SET TASK:
Could you rewrite every entry below with "ip-address" changed to "ipv4-address" and nothing else altered?

ROWS:

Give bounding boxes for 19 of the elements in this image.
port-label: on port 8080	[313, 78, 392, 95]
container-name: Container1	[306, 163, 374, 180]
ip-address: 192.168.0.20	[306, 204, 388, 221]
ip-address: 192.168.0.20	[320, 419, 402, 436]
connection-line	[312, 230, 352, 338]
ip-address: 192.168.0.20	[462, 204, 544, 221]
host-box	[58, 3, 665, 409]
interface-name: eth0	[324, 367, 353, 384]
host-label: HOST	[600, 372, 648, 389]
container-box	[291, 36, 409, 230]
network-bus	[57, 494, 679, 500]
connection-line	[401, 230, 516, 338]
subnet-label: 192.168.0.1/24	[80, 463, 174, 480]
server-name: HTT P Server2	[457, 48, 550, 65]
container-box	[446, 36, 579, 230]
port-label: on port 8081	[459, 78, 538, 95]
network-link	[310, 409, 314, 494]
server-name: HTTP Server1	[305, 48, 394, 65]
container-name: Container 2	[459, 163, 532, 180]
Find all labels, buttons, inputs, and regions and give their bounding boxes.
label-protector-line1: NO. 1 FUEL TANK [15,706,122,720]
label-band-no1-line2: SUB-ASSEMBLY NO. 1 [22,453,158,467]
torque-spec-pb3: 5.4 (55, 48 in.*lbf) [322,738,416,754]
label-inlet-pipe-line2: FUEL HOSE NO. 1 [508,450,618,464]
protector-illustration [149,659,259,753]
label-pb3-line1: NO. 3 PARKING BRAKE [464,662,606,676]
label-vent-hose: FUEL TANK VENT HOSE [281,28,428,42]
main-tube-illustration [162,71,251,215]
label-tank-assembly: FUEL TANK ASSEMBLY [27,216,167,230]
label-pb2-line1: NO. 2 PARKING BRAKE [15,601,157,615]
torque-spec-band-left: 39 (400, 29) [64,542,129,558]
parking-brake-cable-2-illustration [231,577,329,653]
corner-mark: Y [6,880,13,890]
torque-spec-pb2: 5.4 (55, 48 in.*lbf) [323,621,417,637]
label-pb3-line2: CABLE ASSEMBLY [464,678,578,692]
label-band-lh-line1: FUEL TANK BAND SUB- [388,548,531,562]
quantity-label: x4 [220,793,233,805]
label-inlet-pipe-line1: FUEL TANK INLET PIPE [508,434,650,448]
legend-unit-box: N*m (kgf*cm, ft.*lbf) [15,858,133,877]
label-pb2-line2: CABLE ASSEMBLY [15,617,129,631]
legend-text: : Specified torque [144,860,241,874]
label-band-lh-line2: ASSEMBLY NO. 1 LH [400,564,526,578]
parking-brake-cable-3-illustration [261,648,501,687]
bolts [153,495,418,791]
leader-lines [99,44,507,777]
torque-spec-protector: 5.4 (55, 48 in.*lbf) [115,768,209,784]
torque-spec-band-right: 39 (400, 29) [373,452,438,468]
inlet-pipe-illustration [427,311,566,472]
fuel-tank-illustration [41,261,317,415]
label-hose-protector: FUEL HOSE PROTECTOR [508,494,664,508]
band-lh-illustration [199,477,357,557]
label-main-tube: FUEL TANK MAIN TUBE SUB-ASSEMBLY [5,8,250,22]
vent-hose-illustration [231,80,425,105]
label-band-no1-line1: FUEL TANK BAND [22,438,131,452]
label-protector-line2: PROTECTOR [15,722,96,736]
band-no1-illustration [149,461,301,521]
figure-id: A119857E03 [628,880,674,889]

EXERCISE ANSWER:
Give bounding boxes for 19 of the elements in this image.
port-label: on port 8080	[313, 78, 392, 95]
container-name: Container1	[306, 163, 374, 180]
ipv4-address: 192.168.0.20	[306, 204, 388, 221]
ipv4-address: 192.168.0.20	[320, 419, 402, 436]
connection-line	[312, 230, 352, 338]
ipv4-address: 192.168.0.20	[462, 204, 544, 221]
host-box	[58, 3, 665, 409]
interface-name: eth0	[324, 367, 353, 384]
host-label: HOST	[600, 372, 648, 389]
container-box	[291, 36, 409, 230]
network-bus	[57, 494, 679, 500]
connection-line	[401, 230, 516, 338]
subnet-label: 192.168.0.1/24	[80, 463, 174, 480]
server-name: HTT P Server2	[457, 48, 550, 65]
container-box	[446, 36, 579, 230]
port-label: on port 8081	[459, 78, 538, 95]
network-link	[310, 409, 314, 494]
server-name: HTTP Server1	[305, 48, 394, 65]
container-name: Container 2	[459, 163, 532, 180]
Find all labels, buttons, inputs, and regions and give their bounding boxes.
label-protector-line1: NO. 1 FUEL TANK [15,706,122,720]
label-band-no1-line2: SUB-ASSEMBLY NO. 1 [22,453,158,467]
torque-spec-pb3: 5.4 (55, 48 in.*lbf) [322,738,416,754]
label-inlet-pipe-line2: FUEL HOSE NO. 1 [508,450,618,464]
protector-illustration [149,659,259,753]
label-pb3-line1: NO. 3 PARKING BRAKE [464,662,606,676]
label-vent-hose: FUEL TANK VENT HOSE [281,28,428,42]
main-tube-illustration [162,71,251,215]
label-tank-assembly: FUEL TANK ASSEMBLY [27,216,167,230]
label-pb2-line1: NO. 2 PARKING BRAKE [15,601,157,615]
torque-spec-band-left: 39 (400, 29) [64,542,129,558]
parking-brake-cable-2-illustration [231,577,329,653]
corner-mark: Y [6,880,13,890]
torque-spec-pb2: 5.4 (55, 48 in.*lbf) [323,621,417,637]
label-pb3-line2: CABLE ASSEMBLY [464,678,578,692]
label-band-lh-line1: FUEL TANK BAND SUB- [388,548,531,562]
quantity-label: x4 [220,793,233,805]
label-inlet-pipe-line1: FUEL TANK INLET PIPE [508,434,650,448]
legend-unit-box: N*m (kgf*cm, ft.*lbf) [15,858,133,877]
label-pb2-line2: CABLE ASSEMBLY [15,617,129,631]
legend-text: : Specified torque [144,860,241,874]
label-band-lh-line2: ASSEMBLY NO. 1 LH [400,564,526,578]
parking-brake-cable-3-illustration [261,648,501,687]
bolts [153,495,418,791]
leader-lines [99,44,507,777]
torque-spec-protector: 5.4 (55, 48 in.*lbf) [115,768,209,784]
torque-spec-band-right: 39 (400, 29) [373,452,438,468]
inlet-pipe-illustration [427,311,566,472]
fuel-tank-illustration [41,261,317,415]
label-hose-protector: FUEL HOSE PROTECTOR [508,494,664,508]
band-lh-illustration [199,477,357,557]
label-main-tube: FUEL TANK MAIN TUBE SUB-ASSEMBLY [5,8,250,22]
vent-hose-illustration [231,80,425,105]
label-band-no1-line1: FUEL TANK BAND [22,438,131,452]
label-protector-line2: PROTECTOR [15,722,96,736]
band-no1-illustration [149,461,301,521]
figure-id: A119857E03 [628,880,674,889]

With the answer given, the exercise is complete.